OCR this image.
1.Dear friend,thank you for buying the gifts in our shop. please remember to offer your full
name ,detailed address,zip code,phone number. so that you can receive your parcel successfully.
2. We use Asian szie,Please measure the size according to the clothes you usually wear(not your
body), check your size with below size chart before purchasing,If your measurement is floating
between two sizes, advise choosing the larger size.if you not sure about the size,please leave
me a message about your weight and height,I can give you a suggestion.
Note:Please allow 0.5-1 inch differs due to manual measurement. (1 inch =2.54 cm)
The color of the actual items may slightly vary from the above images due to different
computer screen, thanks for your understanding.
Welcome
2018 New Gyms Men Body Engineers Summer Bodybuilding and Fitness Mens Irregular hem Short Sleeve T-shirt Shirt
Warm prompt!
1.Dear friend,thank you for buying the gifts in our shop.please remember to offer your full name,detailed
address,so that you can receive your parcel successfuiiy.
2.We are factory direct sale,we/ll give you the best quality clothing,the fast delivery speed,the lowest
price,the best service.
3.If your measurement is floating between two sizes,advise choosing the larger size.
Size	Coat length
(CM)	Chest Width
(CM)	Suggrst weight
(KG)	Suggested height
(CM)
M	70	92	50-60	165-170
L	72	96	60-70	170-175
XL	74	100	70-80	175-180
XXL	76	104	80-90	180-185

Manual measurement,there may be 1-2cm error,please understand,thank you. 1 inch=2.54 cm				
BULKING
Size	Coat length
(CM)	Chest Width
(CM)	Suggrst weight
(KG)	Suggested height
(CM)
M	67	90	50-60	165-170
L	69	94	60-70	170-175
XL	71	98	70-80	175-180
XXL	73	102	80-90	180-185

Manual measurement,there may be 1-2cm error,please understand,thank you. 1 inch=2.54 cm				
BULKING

- EXERCISE DESCRIPTION: Filter the listing for the word "address" and copy every line that holds it.

- ANSWER TO THE TASK:
name ,detailed address,zip code,phone number. so that you can receive your parcel successfully.
address,so that you can receive your parcel successfuiiy.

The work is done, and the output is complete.